** What needs to be done **
State the number of lines that hold the string "JSON", with nothing added.

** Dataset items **
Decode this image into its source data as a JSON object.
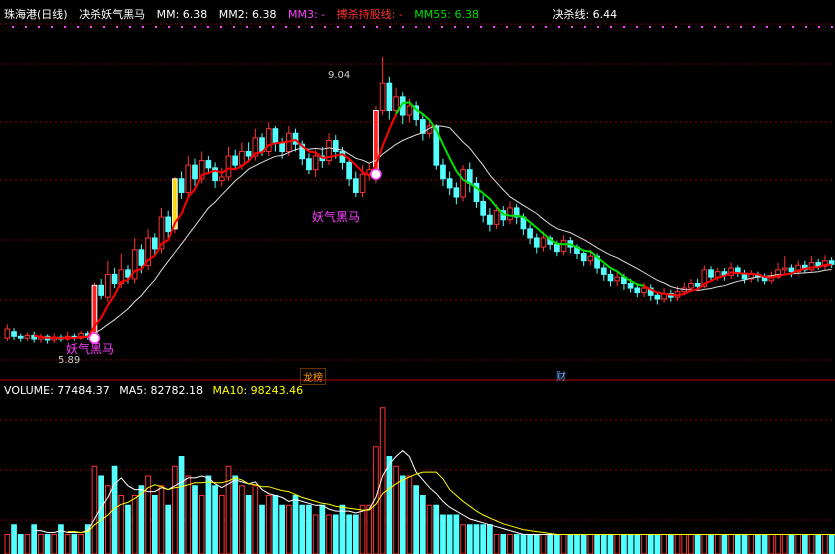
{
  "header": {
    "stock": "珠海港(日线)",
    "indicator": "决杀妖气黑马",
    "mm": "MM: 6.38",
    "mm2": "MM2: 6.38",
    "mm3": "MM3: -",
    "bosha": "搏杀持股线: -",
    "mm55": "MM55: 6.38",
    "juesha": "决杀线: 6.44"
  },
  "volume_header": {
    "volume": "VOLUME: 77484.37",
    "ma5": "MA5: 82782.18",
    "ma10": "MA10: 98243.46"
  },
  "annotations": {
    "high_label": "9.04",
    "low_label": "5.89",
    "signal1": "妖气黑马",
    "signal2": "妖气黑马",
    "tag_longhu": "龙榜",
    "tag_cai": "财"
  },
  "colors": {
    "up": "#ff3232",
    "down": "#54ffff",
    "ma_white": "#dddddd",
    "ma_red": "#ff0000",
    "ma_green": "#00e000",
    "ma_yellow": "#ffff00",
    "grid": "#8b0000",
    "signal": "#ff40ff"
  },
  "chart_data": {
    "type": "candlestick",
    "price_ylim": [
      5.6,
      9.4
    ],
    "volume_ylim": [
      0,
      160000
    ],
    "price_high": 9.04,
    "price_low": 5.89,
    "candles": [
      [
        5.95,
        6.05,
        6.1,
        5.92,
        0
      ],
      [
        6.02,
        5.97,
        6.06,
        5.93,
        0
      ],
      [
        5.97,
        5.95,
        6.0,
        5.91,
        0
      ],
      [
        5.95,
        5.98,
        6.01,
        5.92,
        0
      ],
      [
        5.98,
        5.94,
        6.02,
        5.9,
        0
      ],
      [
        5.94,
        5.97,
        6.0,
        5.9,
        0
      ],
      [
        5.97,
        5.93,
        5.99,
        5.89,
        0
      ],
      [
        5.93,
        5.96,
        6.0,
        5.9,
        0
      ],
      [
        5.96,
        5.94,
        5.99,
        5.91,
        0
      ],
      [
        5.94,
        5.97,
        6.02,
        5.92,
        0
      ],
      [
        5.97,
        5.95,
        6.0,
        5.92,
        0
      ],
      [
        5.95,
        6.0,
        6.03,
        5.93,
        0
      ],
      [
        6.0,
        5.96,
        6.03,
        5.93,
        0
      ],
      [
        5.97,
        6.53,
        6.56,
        5.95,
        1
      ],
      [
        6.53,
        6.42,
        6.6,
        6.38,
        0
      ],
      [
        6.4,
        6.65,
        6.8,
        6.35,
        0
      ],
      [
        6.65,
        6.55,
        6.72,
        6.5,
        0
      ],
      [
        6.55,
        6.7,
        6.88,
        6.5,
        0
      ],
      [
        6.7,
        6.62,
        6.75,
        6.55,
        0
      ],
      [
        6.6,
        6.92,
        7.05,
        6.55,
        0
      ],
      [
        6.92,
        6.75,
        6.98,
        6.66,
        0
      ],
      [
        6.75,
        7.05,
        7.15,
        6.7,
        0
      ],
      [
        7.05,
        6.93,
        7.1,
        6.86,
        0
      ],
      [
        6.93,
        7.28,
        7.38,
        6.88,
        0
      ],
      [
        7.28,
        7.12,
        7.35,
        7.05,
        0
      ],
      [
        7.15,
        7.7,
        7.72,
        7.1,
        1
      ],
      [
        7.7,
        7.55,
        7.78,
        7.48,
        0
      ],
      [
        7.55,
        7.85,
        7.95,
        7.5,
        0
      ],
      [
        7.85,
        7.7,
        7.92,
        7.62,
        0
      ],
      [
        7.7,
        7.9,
        8.0,
        7.65,
        0
      ],
      [
        7.9,
        7.82,
        7.95,
        7.75,
        0
      ],
      [
        7.82,
        7.68,
        7.88,
        7.6,
        0
      ],
      [
        7.68,
        7.72,
        7.82,
        7.62,
        0
      ],
      [
        7.72,
        7.95,
        8.05,
        7.68,
        0
      ],
      [
        7.95,
        7.85,
        8.02,
        7.8,
        0
      ],
      [
        7.85,
        8.0,
        8.1,
        7.8,
        0
      ],
      [
        8.0,
        7.95,
        8.1,
        7.88,
        0
      ],
      [
        7.95,
        8.15,
        8.25,
        7.9,
        0
      ],
      [
        8.15,
        8.0,
        8.2,
        7.95,
        0
      ],
      [
        8.0,
        8.25,
        8.32,
        7.95,
        0
      ],
      [
        8.25,
        8.1,
        8.28,
        8.0,
        0
      ],
      [
        8.1,
        8.0,
        8.15,
        7.92,
        0
      ],
      [
        8.0,
        8.2,
        8.28,
        7.95,
        0
      ],
      [
        8.2,
        8.08,
        8.25,
        8.0,
        0
      ],
      [
        8.08,
        7.92,
        8.12,
        7.85,
        0
      ],
      [
        7.92,
        7.8,
        7.98,
        7.75,
        0
      ],
      [
        7.8,
        7.95,
        8.02,
        7.72,
        0
      ],
      [
        7.95,
        7.9,
        8.05,
        7.82,
        0
      ],
      [
        7.9,
        8.12,
        8.2,
        7.85,
        0
      ],
      [
        8.12,
        8.0,
        8.18,
        7.92,
        0
      ],
      [
        8.0,
        7.88,
        8.05,
        7.8,
        0
      ],
      [
        7.88,
        7.7,
        7.92,
        7.62,
        0
      ],
      [
        7.7,
        7.55,
        7.78,
        7.5,
        0
      ],
      [
        7.55,
        7.75,
        7.85,
        7.5,
        0
      ],
      [
        7.75,
        7.8,
        7.88,
        7.68,
        0
      ],
      [
        7.7,
        8.45,
        8.5,
        7.65,
        1
      ],
      [
        8.45,
        8.75,
        9.04,
        8.4,
        0
      ],
      [
        8.75,
        8.45,
        8.82,
        8.35,
        0
      ],
      [
        8.45,
        8.6,
        8.7,
        8.38,
        0
      ],
      [
        8.6,
        8.4,
        8.65,
        8.3,
        0
      ],
      [
        8.4,
        8.5,
        8.58,
        8.32,
        0
      ],
      [
        8.5,
        8.35,
        8.55,
        8.28,
        0
      ],
      [
        8.35,
        8.2,
        8.4,
        8.12,
        0
      ],
      [
        8.2,
        8.28,
        8.35,
        8.15,
        0
      ],
      [
        8.28,
        7.85,
        8.3,
        7.8,
        0
      ],
      [
        7.85,
        7.7,
        7.92,
        7.62,
        0
      ],
      [
        7.7,
        7.6,
        7.78,
        7.52,
        0
      ],
      [
        7.6,
        7.5,
        7.66,
        7.42,
        0
      ],
      [
        7.5,
        7.8,
        7.85,
        7.45,
        0
      ],
      [
        7.8,
        7.65,
        7.88,
        7.55,
        0
      ],
      [
        7.65,
        7.45,
        7.72,
        7.38,
        0
      ],
      [
        7.45,
        7.3,
        7.52,
        7.22,
        0
      ],
      [
        7.3,
        7.2,
        7.38,
        7.12,
        0
      ],
      [
        7.2,
        7.35,
        7.42,
        7.15,
        0
      ],
      [
        7.35,
        7.25,
        7.4,
        7.18,
        0
      ],
      [
        7.25,
        7.38,
        7.45,
        7.2,
        0
      ],
      [
        7.38,
        7.28,
        7.42,
        7.2,
        0
      ],
      [
        7.28,
        7.15,
        7.32,
        7.08,
        0
      ],
      [
        7.15,
        7.05,
        7.2,
        6.98,
        0
      ],
      [
        7.05,
        6.95,
        7.1,
        6.88,
        0
      ],
      [
        6.95,
        7.05,
        7.12,
        6.9,
        0
      ],
      [
        7.05,
        6.98,
        7.08,
        6.92,
        0
      ],
      [
        6.98,
        6.9,
        7.02,
        6.85,
        0
      ],
      [
        6.9,
        7.02,
        7.08,
        6.86,
        0
      ],
      [
        7.02,
        6.95,
        7.06,
        6.88,
        0
      ],
      [
        6.95,
        6.88,
        6.98,
        6.82,
        0
      ],
      [
        6.88,
        6.8,
        6.92,
        6.74,
        0
      ],
      [
        6.8,
        6.85,
        6.92,
        6.75,
        0
      ],
      [
        6.85,
        6.72,
        6.88,
        6.66,
        0
      ],
      [
        6.72,
        6.65,
        6.76,
        6.58,
        0
      ],
      [
        6.65,
        6.58,
        6.7,
        6.52,
        0
      ],
      [
        6.58,
        6.62,
        6.68,
        6.52,
        0
      ],
      [
        6.62,
        6.55,
        6.66,
        6.48,
        0
      ],
      [
        6.55,
        6.5,
        6.6,
        6.45,
        0
      ],
      [
        6.5,
        6.45,
        6.55,
        6.4,
        0
      ],
      [
        6.45,
        6.5,
        6.56,
        6.4,
        0
      ],
      [
        6.5,
        6.42,
        6.54,
        6.36,
        0
      ],
      [
        6.42,
        6.38,
        6.46,
        6.32,
        0
      ],
      [
        6.38,
        6.44,
        6.5,
        6.34,
        0
      ],
      [
        6.44,
        6.4,
        6.48,
        6.35,
        0
      ],
      [
        6.4,
        6.46,
        6.52,
        6.36,
        0
      ],
      [
        6.46,
        6.5,
        6.56,
        6.42,
        0
      ],
      [
        6.5,
        6.55,
        6.6,
        6.46,
        0
      ],
      [
        6.55,
        6.52,
        6.6,
        6.47,
        0
      ],
      [
        6.52,
        6.7,
        6.75,
        6.5,
        0
      ],
      [
        6.7,
        6.62,
        6.74,
        6.58,
        0
      ],
      [
        6.62,
        6.68,
        6.72,
        6.58,
        0
      ],
      [
        6.68,
        6.64,
        6.72,
        6.58,
        0
      ],
      [
        6.64,
        6.72,
        6.78,
        6.6,
        0
      ],
      [
        6.72,
        6.66,
        6.75,
        6.62,
        0
      ],
      [
        6.66,
        6.6,
        6.7,
        6.55,
        0
      ],
      [
        6.6,
        6.65,
        6.7,
        6.56,
        0
      ],
      [
        6.65,
        6.62,
        6.68,
        6.57,
        0
      ],
      [
        6.62,
        6.58,
        6.66,
        6.54,
        0
      ],
      [
        6.58,
        6.62,
        6.68,
        6.55,
        0
      ],
      [
        6.62,
        6.7,
        6.78,
        6.6,
        0
      ],
      [
        6.7,
        6.72,
        6.85,
        6.66,
        0
      ],
      [
        6.72,
        6.68,
        6.76,
        6.62,
        0
      ],
      [
        6.68,
        6.75,
        6.8,
        6.64,
        0
      ],
      [
        6.75,
        6.7,
        6.8,
        6.66,
        0
      ],
      [
        6.7,
        6.78,
        6.85,
        6.68,
        0
      ],
      [
        6.78,
        6.74,
        6.82,
        6.7,
        0
      ],
      [
        6.74,
        6.8,
        6.86,
        6.7,
        0
      ],
      [
        6.8,
        6.76,
        6.84,
        6.72,
        0
      ]
    ],
    "volumes": [
      2,
      3,
      2,
      2,
      3,
      2,
      2,
      2,
      3,
      2,
      2,
      2,
      3,
      9,
      8,
      7,
      9,
      6,
      5,
      6,
      7,
      8,
      6,
      7,
      5,
      9,
      10,
      8,
      7,
      6,
      8,
      7,
      6,
      9,
      8,
      7,
      6,
      7,
      5,
      6,
      6,
      5,
      5,
      6,
      5,
      5,
      4,
      5,
      4,
      4,
      5,
      4,
      4,
      5,
      5,
      11,
      15,
      10,
      9,
      8,
      8,
      7,
      6,
      5,
      5,
      4,
      4,
      4,
      3,
      3,
      3,
      3,
      3,
      2,
      2,
      2,
      2,
      2,
      2,
      2,
      2,
      2,
      2,
      2,
      2,
      2,
      2,
      2,
      2,
      2,
      2,
      2,
      2,
      2,
      2,
      2,
      2,
      2,
      2,
      2,
      2,
      2,
      2,
      2,
      2,
      2,
      2,
      2,
      2,
      2,
      2,
      2,
      2,
      2,
      2,
      2,
      2,
      2,
      2,
      2,
      2,
      2,
      2,
      2,
      2,
      2,
      2,
      2
    ]
  }
}
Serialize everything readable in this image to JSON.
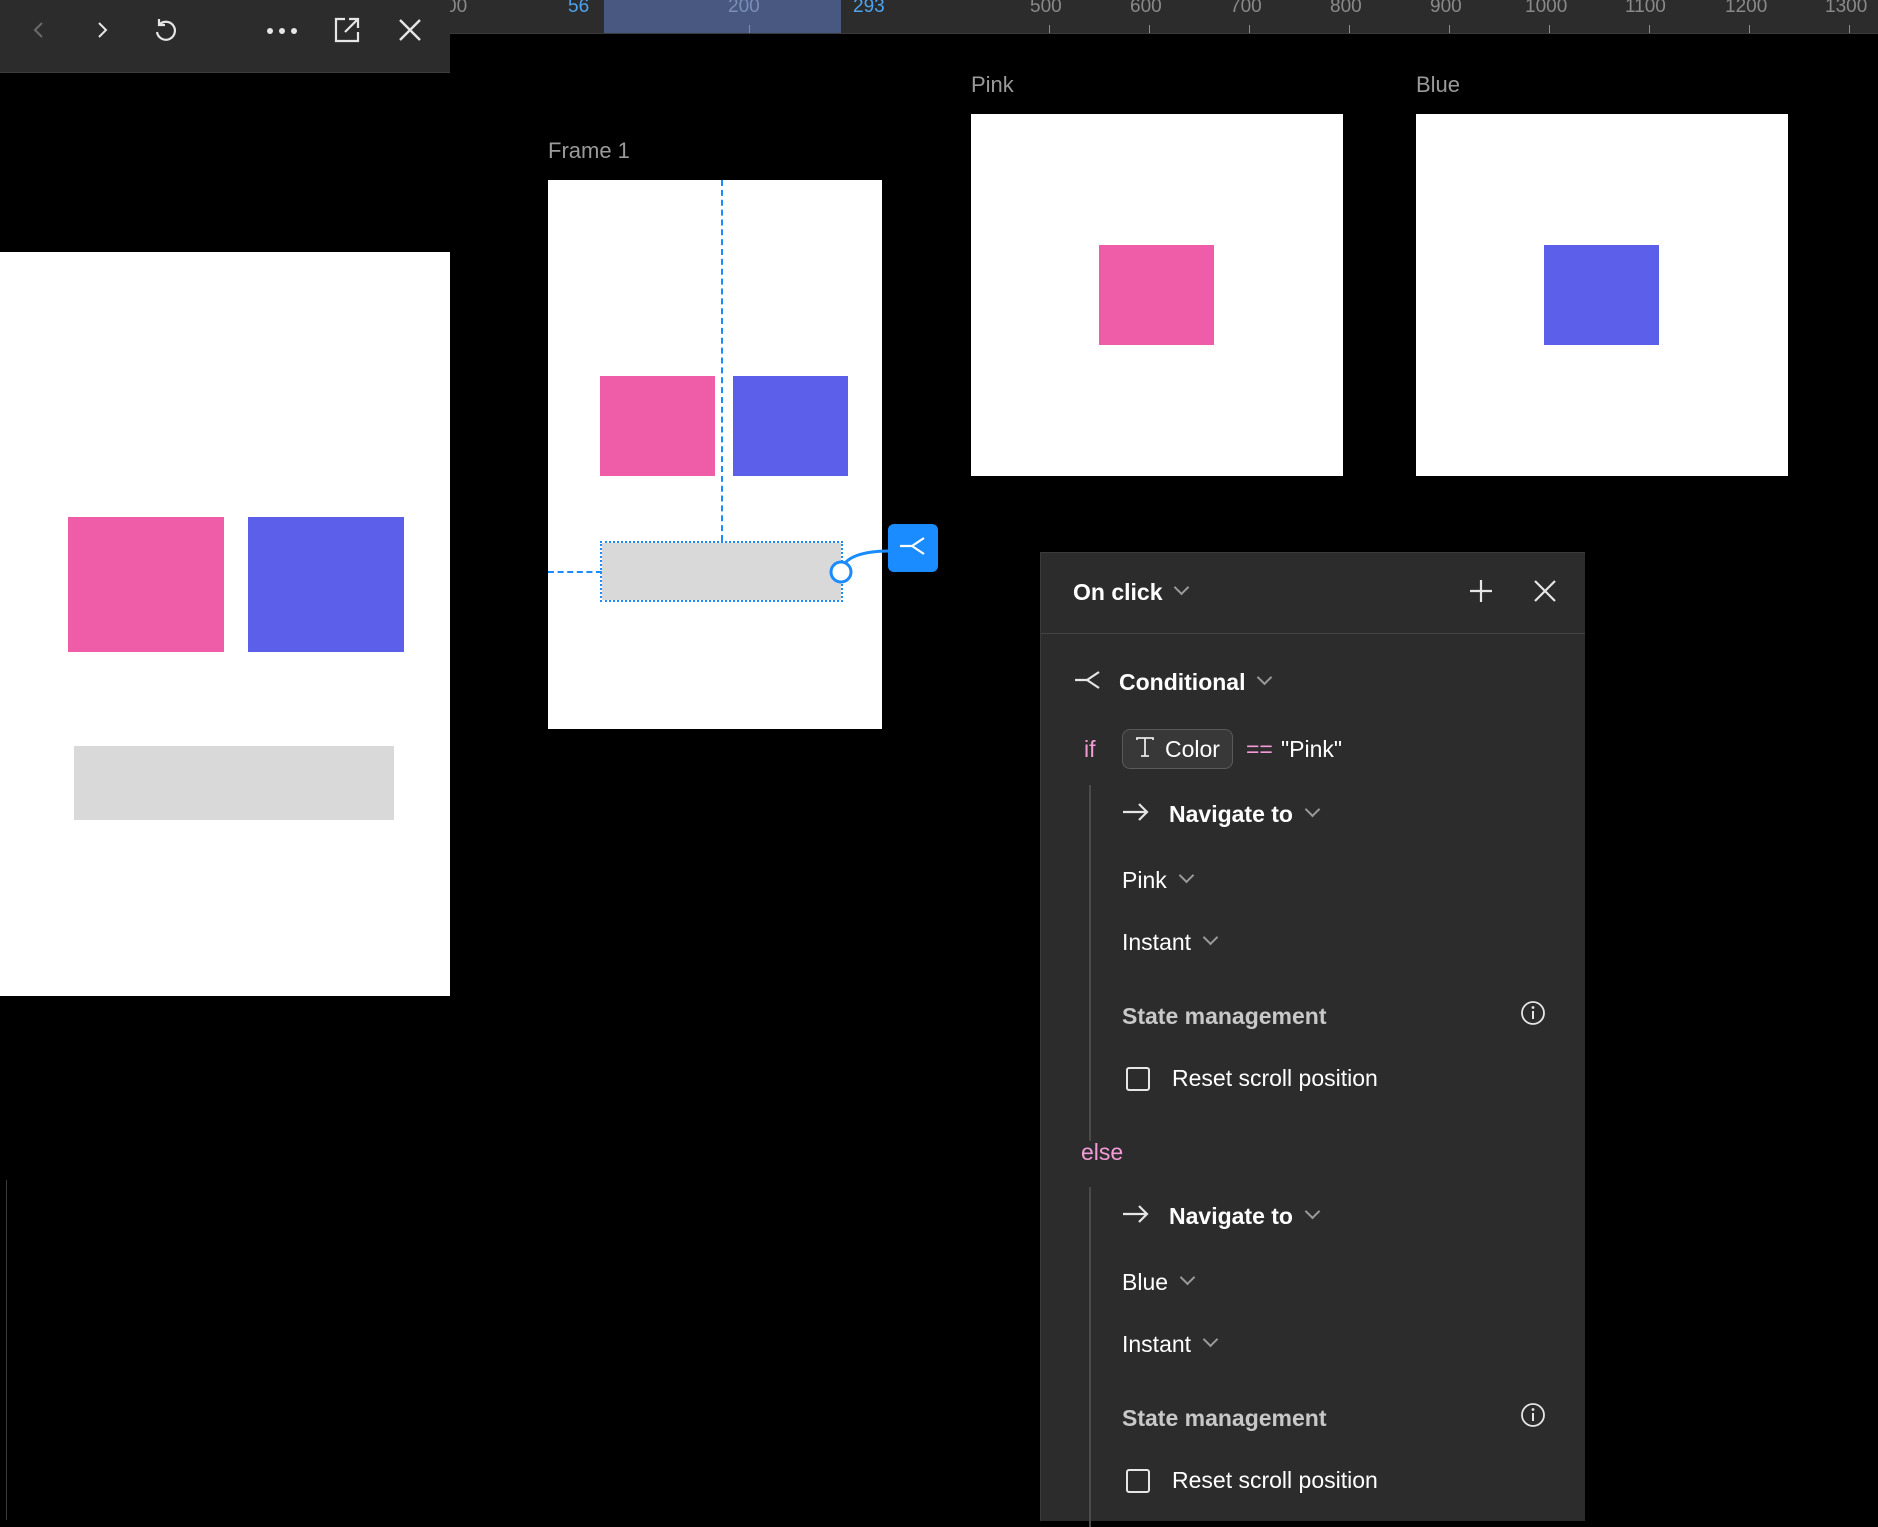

** Answer for this exercise **
2